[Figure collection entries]
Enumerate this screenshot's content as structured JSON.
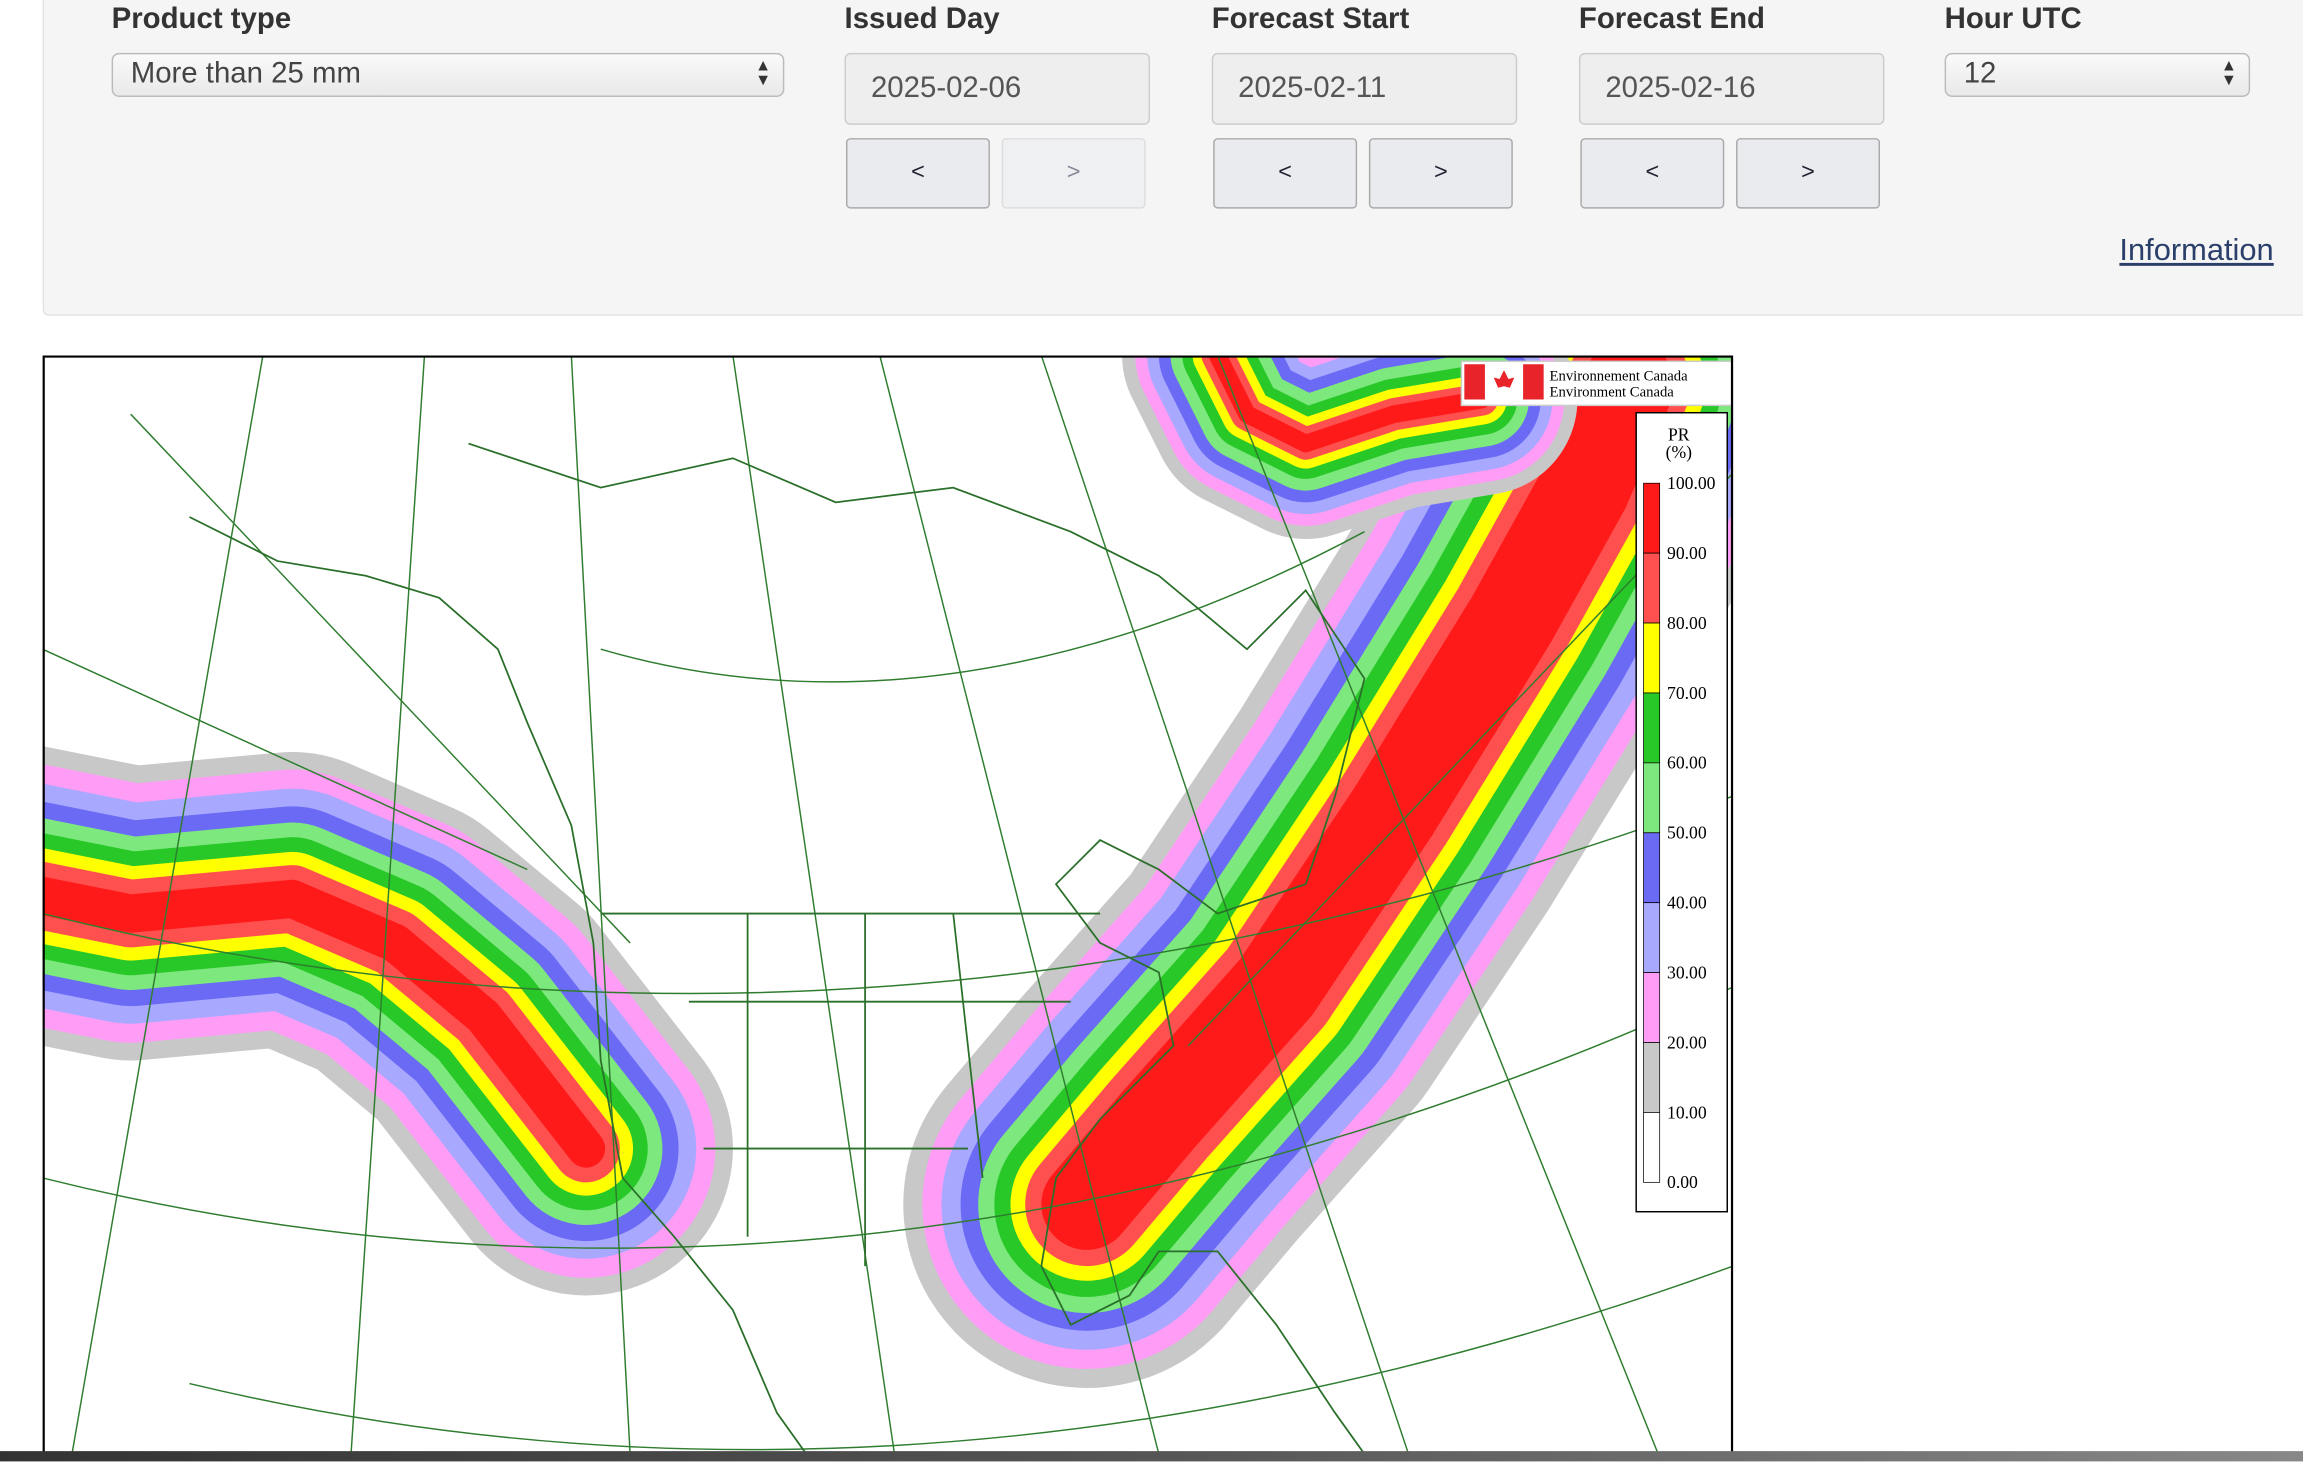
{
  "filters": [
    {
      "label": "Product type",
      "value": "More than 25 mm"
    },
    {
      "label": "Issued Day",
      "value": "2025-02-06",
      "prev": "<",
      "next": ">"
    },
    {
      "label": "Forecast Start",
      "value": "2025-02-11",
      "prev": "<",
      "next": ">"
    },
    {
      "label": "Forecast End",
      "value": "2025-02-16",
      "prev": "<",
      "next": ">"
    },
    {
      "label": "Hour UTC",
      "value": "12"
    }
  ],
  "info_link": "Information",
  "map": {
    "logo": [
      "Environnement Canada",
      "Environment Canada"
    ],
    "legend": {
      "title": "PR",
      "unit": "(%)",
      "ticks": [
        "100.00",
        "90.00",
        "80.00",
        "70.00",
        "60.00",
        "50.00",
        "40.00",
        "30.00",
        "20.00",
        "10.00",
        "0.00"
      ]
    }
  }
}
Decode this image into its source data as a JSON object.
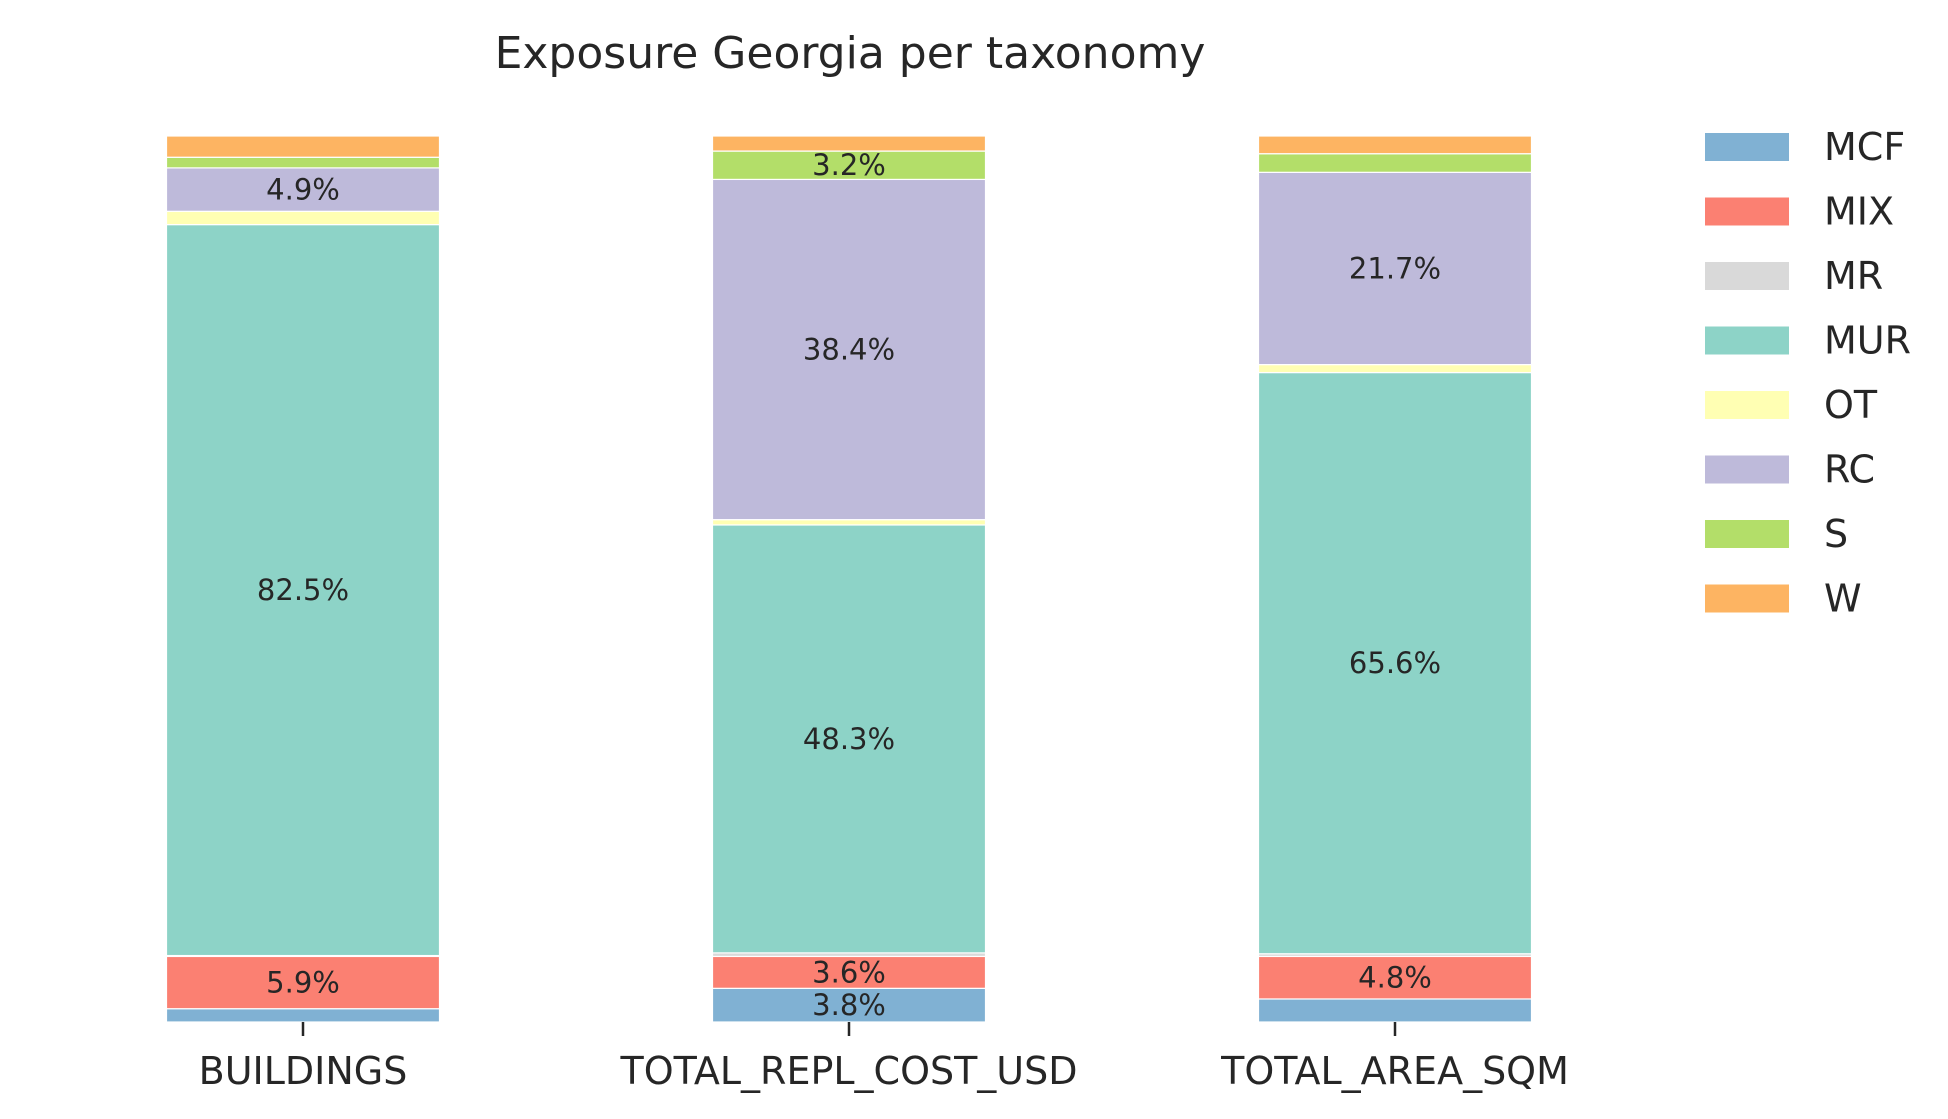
{
  "chart_data": {
    "type": "bar",
    "stacked": true,
    "normalized": true,
    "title": "Exposure Georgia per taxonomy",
    "categories": [
      "BUILDINGS",
      "TOTAL_REPL_COST_USD",
      "TOTAL_AREA_SQM"
    ],
    "series": [
      {
        "name": "MCF",
        "color": "#80b1d3",
        "values": [
          1.5,
          3.8,
          2.6
        ]
      },
      {
        "name": "MIX",
        "color": "#fb8072",
        "values": [
          5.9,
          3.6,
          4.8
        ]
      },
      {
        "name": "MR",
        "color": "#d9d9d9",
        "values": [
          0.1,
          0.4,
          0.3
        ]
      },
      {
        "name": "MUR",
        "color": "#8dd3c7",
        "values": [
          82.5,
          48.3,
          65.6
        ]
      },
      {
        "name": "OT",
        "color": "#ffffb3",
        "values": [
          1.5,
          0.6,
          0.9
        ]
      },
      {
        "name": "RC",
        "color": "#bebada",
        "values": [
          4.9,
          38.4,
          21.7
        ]
      },
      {
        "name": "S",
        "color": "#b3de69",
        "values": [
          1.2,
          3.2,
          2.1
        ]
      },
      {
        "name": "W",
        "color": "#fdb462",
        "values": [
          2.4,
          1.7,
          2.0
        ]
      }
    ],
    "data_labels": [
      [
        null,
        "5.9%",
        null,
        "82.5%",
        null,
        "4.9%",
        null,
        null
      ],
      [
        "3.8%",
        "3.6%",
        null,
        "48.3%",
        null,
        "38.4%",
        "3.2%",
        null
      ],
      [
        null,
        "4.8%",
        null,
        "65.6%",
        null,
        "21.7%",
        null,
        null
      ]
    ],
    "ylim": [
      0,
      100
    ],
    "legend": "top-right",
    "grid": false
  }
}
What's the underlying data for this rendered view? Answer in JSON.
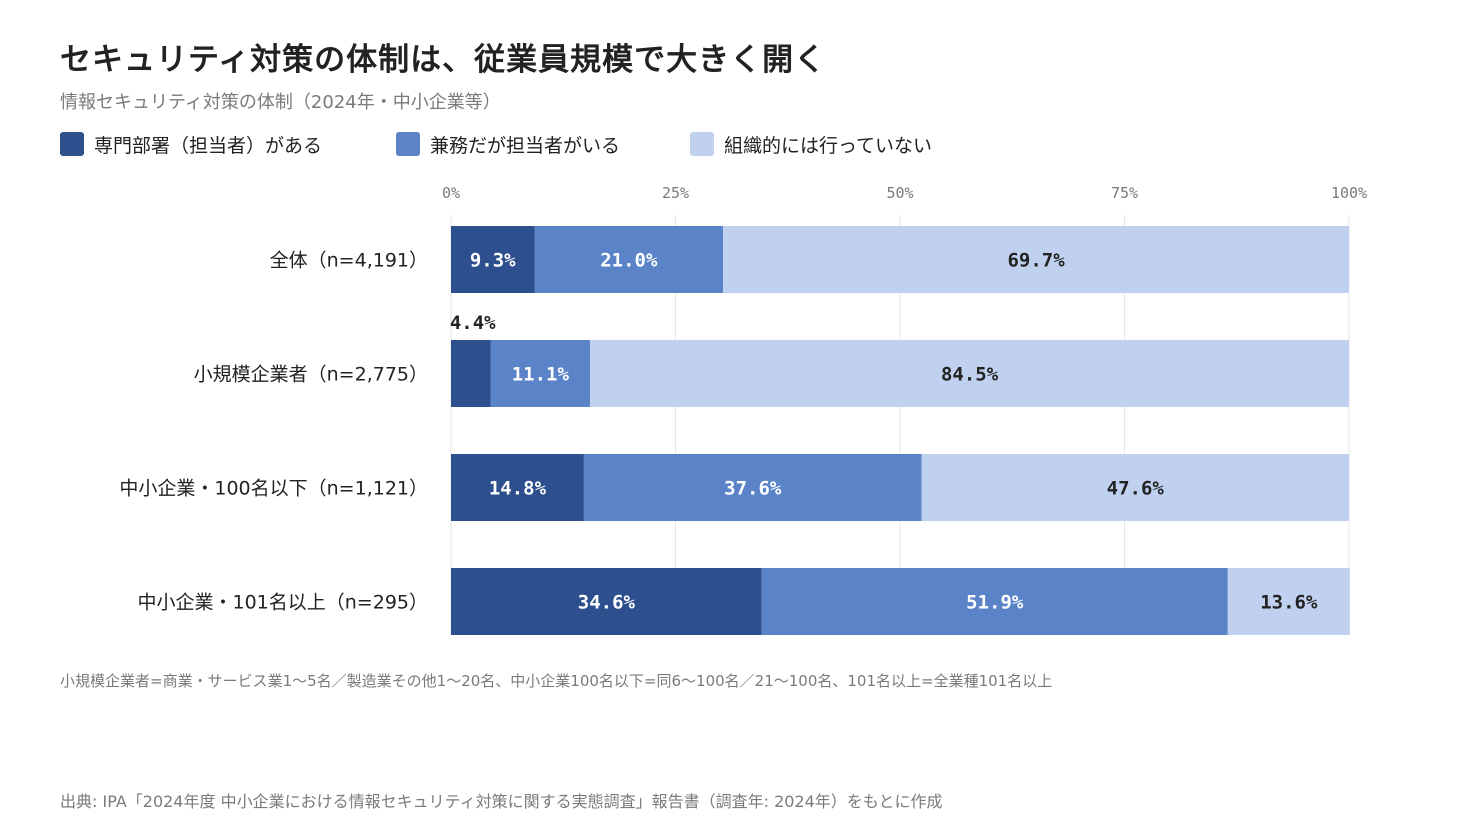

**Stated exercise**.
Which lines hold the word "name"? Return all of them from the records above.

**Finished exercise**.
        "name": "MCF",
        "name": "MIX",
        "name": "MR",
        "name": "MUR",
        "name": "OT",
        "name": "RC",
        "name": "S",
        "name": "W",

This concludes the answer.